_Collection entries_:

┏━━

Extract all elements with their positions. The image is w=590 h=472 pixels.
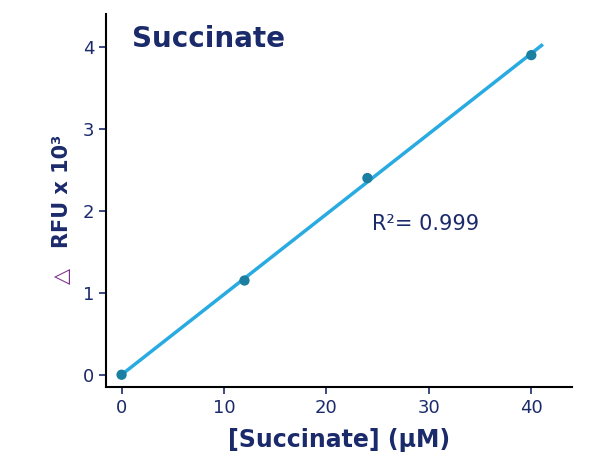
Point: [240, 277, 249, 284]
Text: Succinate: Succinate: [132, 25, 285, 53]
Text: RFU x 10³: RFU x 10³: [52, 135, 72, 248]
Point: [117, 371, 126, 379]
Point: [527, 51, 536, 59]
Point: [363, 174, 372, 182]
Text: R²= 0.999: R²= 0.999: [372, 214, 479, 235]
X-axis label: [Succinate] (μM): [Succinate] (μM): [228, 428, 450, 452]
Text: △: △: [52, 268, 72, 284]
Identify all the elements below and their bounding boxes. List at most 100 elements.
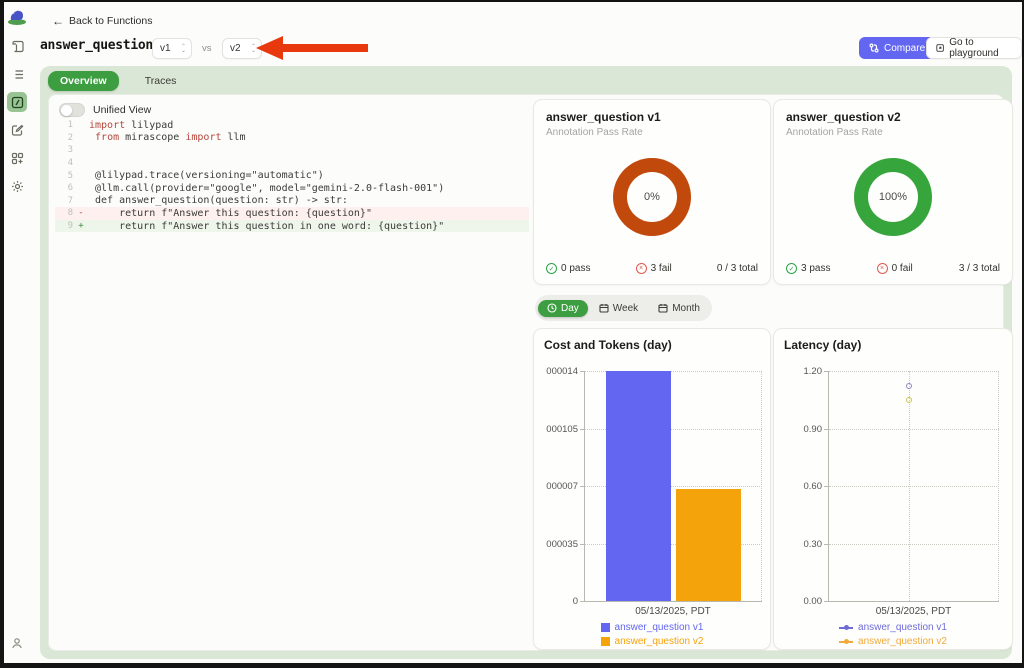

┗━━

_WHAT IS NEEDED_:
Put every line of the records above into a numbered list, omitting the pictures and any blank lines.

_CORRECT RESULT_:
1. Extract all elements with their positions. The image is w=590 h=472 pixels.
2. Point: [240, 277, 249, 284]
3. Text: Succinate: Succinate: [132, 25, 285, 53]
4. Text: RFU x 10³: RFU x 10³: [52, 135, 72, 248]
5. Point: [117, 371, 126, 379]
6. Point: [527, 51, 536, 59]
7. Point: [363, 174, 372, 182]
8. Text: R²= 0.999: R²= 0.999: [372, 214, 479, 235]
9. X-axis label: [Succinate] (μM): [Succinate] (μM): [228, 428, 450, 452]
10. Text: △: △: [52, 268, 72, 284]
11. Identify all the elements below and their bounding boxes. List at most 100 elements.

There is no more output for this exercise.